> _Work to be completed_
All pictures are to be dropped, and everything else in the data duplicated exactly.

> _Given data_
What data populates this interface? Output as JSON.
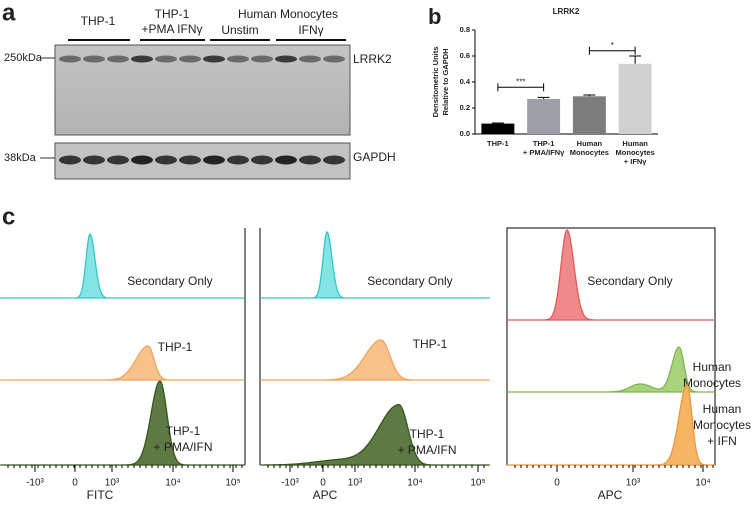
{
  "panel_a": {
    "label": "a",
    "groups": [
      [
        "THP-1"
      ],
      [
        "THP-1",
        "+PMA IFNγ"
      ],
      [
        "Human Monocytes"
      ]
    ],
    "subgroups": [
      "Unstim",
      "IFNγ"
    ],
    "blots": [
      {
        "size": "250kDa",
        "protein": "LRRK2"
      },
      {
        "size": "38kDa",
        "protein": "GAPDH"
      }
    ]
  },
  "chart_data": {
    "type": "bar",
    "panel_label": "b",
    "title": "LRRK2",
    "y_label": [
      "Densitometric Units",
      "Relative to  GAPDH"
    ],
    "categories": [
      [
        "THP-1"
      ],
      [
        "THP-1",
        "+ PMA/IFNγ"
      ],
      [
        "Human",
        "Monocytes"
      ],
      [
        "Human",
        "Monocytes",
        "+ IFNγ"
      ]
    ],
    "values": [
      0.08,
      0.27,
      0.29,
      0.54
    ],
    "errors": [
      0.005,
      0.012,
      0.01,
      0.06
    ],
    "colors": [
      "#000000",
      "#9e9ea6",
      "#7d7d7d",
      "#d0d0d0"
    ],
    "ylim": [
      0,
      0.8
    ],
    "yticks": [
      {
        "value": 0,
        "label": "0.0"
      },
      0.2,
      0.4,
      0.6,
      0.8
    ],
    "annotations": [
      "***",
      "*"
    ]
  },
  "panel_c": {
    "label": "c",
    "plots": [
      {
        "x_label": "FITC",
        "ticks": [
          "-10³",
          "0",
          "10³",
          "10⁴",
          "10⁵"
        ],
        "histograms": [
          [
            "Secondary Only"
          ],
          [
            "THP-1"
          ],
          [
            "THP-1",
            "+ PMA/IFN"
          ]
        ]
      },
      {
        "x_label": "APC",
        "ticks": [
          "-10³",
          "0",
          "10³",
          "10⁴",
          "10⁵"
        ],
        "histograms": [
          [
            "Secondary Only"
          ],
          [
            "THP-1"
          ],
          [
            "THP-1",
            "+ PMA/IFN"
          ]
        ]
      },
      {
        "x_label": "APC",
        "ticks": [
          "0",
          "10³",
          "10⁴"
        ],
        "histograms": [
          [
            "Secondary Only"
          ],
          [
            "Human",
            "Monocytes"
          ],
          [
            "Human",
            "Monocytes",
            "+ IFN"
          ]
        ]
      }
    ]
  }
}
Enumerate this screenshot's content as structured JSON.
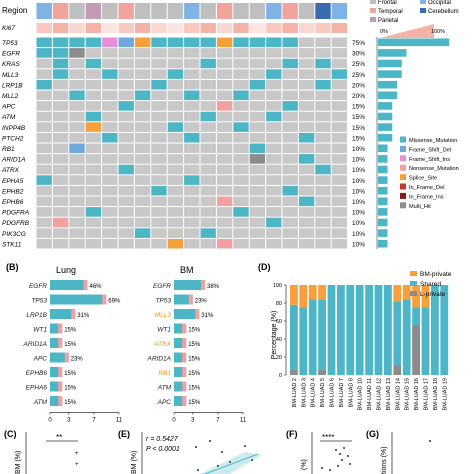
{
  "panel_a": {
    "region_label": "Region",
    "ki67_label": "Ki67",
    "genes": [
      "TP53",
      "EGFR",
      "KRAS",
      "MLL3",
      "LRP1B",
      "MLL2",
      "APC",
      "ATM",
      "INPP4B",
      "PTCH2",
      "RB1",
      "ARID1A",
      "ATRX",
      "EPHA5",
      "EPHB2",
      "EPHB6",
      "PDGFRA",
      "PDGFRB",
      "PIK3CG",
      "STK11"
    ],
    "percents": [
      "75%",
      "30%",
      "25%",
      "25%",
      "20%",
      "20%",
      "15%",
      "15%",
      "15%",
      "15%",
      "10%",
      "10%",
      "10%",
      "10%",
      "10%",
      "10%",
      "10%",
      "10%",
      "10%",
      "10%"
    ],
    "bar_fractions": [
      0.75,
      0.3,
      0.25,
      0.25,
      0.2,
      0.2,
      0.15,
      0.15,
      0.15,
      0.15,
      0.1,
      0.1,
      0.1,
      0.1,
      0.1,
      0.1,
      0.1,
      0.1,
      0.1,
      0.1
    ],
    "region_legend": [
      {
        "label": "Frontal",
        "color": "#bfbfbf"
      },
      {
        "label": "Occipital",
        "color": "#7fb2e5"
      },
      {
        "label": "Temporal",
        "color": "#f2a39b"
      },
      {
        "label": "Cerebellum",
        "color": "#3a6bb0"
      },
      {
        "label": "Parietal",
        "color": "#c49ab5"
      }
    ],
    "ki67_scale": [
      "0%",
      "100%"
    ],
    "mutation_legend": [
      {
        "label": "Missense_Mutation",
        "color": "#4db6c6"
      },
      {
        "label": "Frame_Shift_Del",
        "color": "#6fa8dc"
      },
      {
        "label": "Frame_Shift_Ins",
        "color": "#e88fd8"
      },
      {
        "label": "Nonsense_Mutation",
        "color": "#f4a0a0"
      },
      {
        "label": "Splice_Site",
        "color": "#f5a03b"
      },
      {
        "label": "In_Frame_Del",
        "color": "#c0392b"
      },
      {
        "label": "In_Frame_Ins",
        "color": "#8b1a1a"
      },
      {
        "label": "Multi_Hit",
        "color": "#8c8c8c"
      }
    ]
  },
  "panel_b": {
    "label": "(B)",
    "lung": {
      "title": "Lung",
      "genes": [
        "EGFR",
        "TP53",
        "LRP1B",
        "WT1",
        "ARID1A",
        "APC",
        "EPHB6",
        "EPHA6",
        "ATM"
      ],
      "values": [
        46,
        69,
        31,
        15,
        15,
        23,
        15,
        15,
        15
      ],
      "percents": [
        "46%",
        "69%",
        "31%",
        "15%",
        "15%",
        "23%",
        "15%",
        "15%",
        "15%"
      ]
    },
    "bm": {
      "title": "BM",
      "genes": [
        "EGFR",
        "TP53",
        "MLL3",
        "WT1",
        "ATRX",
        "ARID1A",
        "RB1",
        "ATM",
        "APC"
      ],
      "values": [
        38,
        23,
        31,
        15,
        15,
        15,
        15,
        15,
        15
      ],
      "percents": [
        "38%",
        "23%",
        "31%",
        "15%",
        "15%",
        "15%",
        "15%",
        "15%",
        "15%"
      ]
    },
    "ticks": [
      "0",
      "3",
      "7",
      "11"
    ]
  },
  "panel_d": {
    "label": "(D)",
    "chart_data": {
      "type": "bar",
      "ylabel": "Percentage (%)",
      "ylim": [
        0,
        100
      ],
      "yticks": [
        "0",
        "20",
        "40",
        "60",
        "80",
        "100"
      ],
      "categories": [
        "BM-LUAD 2",
        "BM-LUAD 3",
        "BM-LUAD 4",
        "BM-LUAD 5",
        "BM-LUAD 6",
        "BM-LUAD 7",
        "BM-LUAD 8",
        "BM-LUAD 10",
        "BM-LUAD 11",
        "BM-LUAD 12",
        "BM-LUAD 13",
        "BM-LUAD 14",
        "BM-LUAD 15",
        "BM-LUAD 16",
        "BM-LUAD 17",
        "BM-LUAD 18",
        "BM-LUAD 19"
      ],
      "series": [
        {
          "name": "L-private",
          "color": "#8c8c8c",
          "values": [
            6,
            0,
            0,
            6,
            0,
            0,
            0,
            0,
            0,
            0,
            0,
            10,
            0,
            55,
            0,
            0,
            0
          ]
        },
        {
          "name": "Shared",
          "color": "#4db6c6",
          "values": [
            72,
            75,
            84,
            78,
            100,
            100,
            100,
            100,
            100,
            100,
            100,
            72,
            84,
            20,
            75,
            100,
            100
          ]
        },
        {
          "name": "BM-private",
          "color": "#f5a03b",
          "values": [
            22,
            25,
            16,
            16,
            0,
            0,
            0,
            0,
            0,
            0,
            0,
            18,
            16,
            25,
            25,
            0,
            0
          ]
        }
      ],
      "legend": [
        "BM-private",
        "Shared",
        "L-private"
      ]
    }
  },
  "panel_c": {
    "label": "(C)",
    "axis": "BM (%)",
    "sig": "**"
  },
  "panel_e": {
    "label": "(E)",
    "axis": "BM (%)",
    "r_text": "r = 0.5427",
    "p_text": "P < 0.0001"
  },
  "panel_f": {
    "label": "(F)",
    "axis": "(%)",
    "sig": "****"
  },
  "panel_g": {
    "label": "(G)",
    "axis": "tions (%)"
  }
}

> _Final answer_
What data populates this interface? Output as JSON.
{
  "panel_a": {
    "label": "a",
    "groups": [
      [
        "THP-1"
      ],
      [
        "THP-1",
        "+PMA IFNγ"
      ],
      [
        "Human Monocytes"
      ]
    ],
    "subgroups": [
      "Unstim",
      "IFNγ"
    ],
    "blots": [
      {
        "size": "250kDa",
        "protein": "LRRK2"
      },
      {
        "size": "38kDa",
        "protein": "GAPDH"
      }
    ]
  },
  "chart_data": {
    "type": "bar",
    "panel_label": "b",
    "title": "LRRK2",
    "y_label": [
      "Densitometric Units",
      "Relative to  GAPDH"
    ],
    "categories": [
      [
        "THP-1"
      ],
      [
        "THP-1",
        "+ PMA/IFNγ"
      ],
      [
        "Human",
        "Monocytes"
      ],
      [
        "Human",
        "Monocytes",
        "+ IFNγ"
      ]
    ],
    "values": [
      0.08,
      0.27,
      0.29,
      0.54
    ],
    "errors": [
      0.005,
      0.012,
      0.01,
      0.06
    ],
    "colors": [
      "#000000",
      "#9e9ea6",
      "#7d7d7d",
      "#d0d0d0"
    ],
    "ylim": [
      0,
      0.8
    ],
    "yticks": [
      {
        "value": 0,
        "label": "0.0"
      },
      0.2,
      0.4,
      0.6,
      0.8
    ],
    "annotations": [
      "***",
      "*"
    ]
  },
  "panel_c": {
    "label": "c",
    "plots": [
      {
        "x_label": "FITC",
        "ticks": [
          "-10³",
          "0",
          "10³",
          "10⁴",
          "10⁵"
        ],
        "histograms": [
          [
            "Secondary Only"
          ],
          [
            "THP-1"
          ],
          [
            "THP-1",
            "+ PMA/IFN"
          ]
        ]
      },
      {
        "x_label": "APC",
        "ticks": [
          "-10³",
          "0",
          "10³",
          "10⁴",
          "10⁵"
        ],
        "histograms": [
          [
            "Secondary Only"
          ],
          [
            "THP-1"
          ],
          [
            "THP-1",
            "+ PMA/IFN"
          ]
        ]
      },
      {
        "x_label": "APC",
        "ticks": [
          "0",
          "10³",
          "10⁴"
        ],
        "histograms": [
          [
            "Secondary Only"
          ],
          [
            "Human",
            "Monocytes"
          ],
          [
            "Human",
            "Monocytes",
            "+ IFN"
          ]
        ]
      }
    ]
  }
}
Enumerate this screenshot's content as structured JSON.
{
  "panel_a": {
    "region_label": "Region",
    "ki67_label": "Ki67",
    "genes": [
      "TP53",
      "EGFR",
      "KRAS",
      "MLL3",
      "LRP1B",
      "MLL2",
      "APC",
      "ATM",
      "INPP4B",
      "PTCH2",
      "RB1",
      "ARID1A",
      "ATRX",
      "EPHA5",
      "EPHB2",
      "EPHB6",
      "PDGFRA",
      "PDGFRB",
      "PIK3CG",
      "STK11"
    ],
    "percents": [
      "75%",
      "30%",
      "25%",
      "25%",
      "20%",
      "20%",
      "15%",
      "15%",
      "15%",
      "15%",
      "10%",
      "10%",
      "10%",
      "10%",
      "10%",
      "10%",
      "10%",
      "10%",
      "10%",
      "10%"
    ],
    "bar_fractions": [
      0.75,
      0.3,
      0.25,
      0.25,
      0.2,
      0.2,
      0.15,
      0.15,
      0.15,
      0.15,
      0.1,
      0.1,
      0.1,
      0.1,
      0.1,
      0.1,
      0.1,
      0.1,
      0.1,
      0.1
    ],
    "region_legend": [
      {
        "label": "Frontal",
        "color": "#bfbfbf"
      },
      {
        "label": "Occipital",
        "color": "#7fb2e5"
      },
      {
        "label": "Temporal",
        "color": "#f2a39b"
      },
      {
        "label": "Cerebellum",
        "color": "#3a6bb0"
      },
      {
        "label": "Parietal",
        "color": "#c49ab5"
      }
    ],
    "ki67_scale": [
      "0%",
      "100%"
    ],
    "mutation_legend": [
      {
        "label": "Missense_Mutation",
        "color": "#4db6c6"
      },
      {
        "label": "Frame_Shift_Del",
        "color": "#6fa8dc"
      },
      {
        "label": "Frame_Shift_Ins",
        "color": "#e88fd8"
      },
      {
        "label": "Nonsense_Mutation",
        "color": "#f4a0a0"
      },
      {
        "label": "Splice_Site",
        "color": "#f5a03b"
      },
      {
        "label": "In_Frame_Del",
        "color": "#c0392b"
      },
      {
        "label": "In_Frame_Ins",
        "color": "#8b1a1a"
      },
      {
        "label": "Multi_Hit",
        "color": "#8c8c8c"
      }
    ]
  },
  "panel_b": {
    "label": "(B)",
    "lung": {
      "title": "Lung",
      "genes": [
        "EGFR",
        "TP53",
        "LRP1B",
        "WT1",
        "ARID1A",
        "APC",
        "EPHB6",
        "EPHA6",
        "ATM"
      ],
      "values": [
        46,
        69,
        31,
        15,
        15,
        23,
        15,
        15,
        15
      ],
      "percents": [
        "46%",
        "69%",
        "31%",
        "15%",
        "15%",
        "23%",
        "15%",
        "15%",
        "15%"
      ]
    },
    "bm": {
      "title": "BM",
      "genes": [
        "EGFR",
        "TP53",
        "MLL3",
        "WT1",
        "ATRX",
        "ARID1A",
        "RB1",
        "ATM",
        "APC"
      ],
      "values": [
        38,
        23,
        31,
        15,
        15,
        15,
        15,
        15,
        15
      ],
      "percents": [
        "38%",
        "23%",
        "31%",
        "15%",
        "15%",
        "15%",
        "15%",
        "15%",
        "15%"
      ]
    },
    "ticks": [
      "0",
      "3",
      "7",
      "11"
    ]
  },
  "panel_d": {
    "label": "(D)",
    "chart_data": {
      "type": "bar",
      "ylabel": "Percentage (%)",
      "ylim": [
        0,
        100
      ],
      "yticks": [
        "0",
        "20",
        "40",
        "60",
        "80",
        "100"
      ],
      "categories": [
        "BM-LUAD 2",
        "BM-LUAD 3",
        "BM-LUAD 4",
        "BM-LUAD 5",
        "BM-LUAD 6",
        "BM-LUAD 7",
        "BM-LUAD 8",
        "BM-LUAD 10",
        "BM-LUAD 11",
        "BM-LUAD 12",
        "BM-LUAD 13",
        "BM-LUAD 14",
        "BM-LUAD 15",
        "BM-LUAD 16",
        "BM-LUAD 17",
        "BM-LUAD 18",
        "BM-LUAD 19"
      ],
      "series": [
        {
          "name": "L-private",
          "color": "#8c8c8c",
          "values": [
            6,
            0,
            0,
            6,
            0,
            0,
            0,
            0,
            0,
            0,
            0,
            10,
            0,
            55,
            0,
            0,
            0
          ]
        },
        {
          "name": "Shared",
          "color": "#4db6c6",
          "values": [
            72,
            75,
            84,
            78,
            100,
            100,
            100,
            100,
            100,
            100,
            100,
            72,
            84,
            20,
            75,
            100,
            100
          ]
        },
        {
          "name": "BM-private",
          "color": "#f5a03b",
          "values": [
            22,
            25,
            16,
            16,
            0,
            0,
            0,
            0,
            0,
            0,
            0,
            18,
            16,
            25,
            25,
            0,
            0
          ]
        }
      ],
      "legend": [
        "BM-private",
        "Shared",
        "L-private"
      ]
    }
  },
  "panel_c": {
    "label": "(C)",
    "axis": "BM (%)",
    "sig": "**"
  },
  "panel_e": {
    "label": "(E)",
    "axis": "BM (%)",
    "r_text": "r = 0.5427",
    "p_text": "P < 0.0001"
  },
  "panel_f": {
    "label": "(F)",
    "axis": "(%)",
    "sig": "****"
  },
  "panel_g": {
    "label": "(G)",
    "axis": "tions (%)"
  }
}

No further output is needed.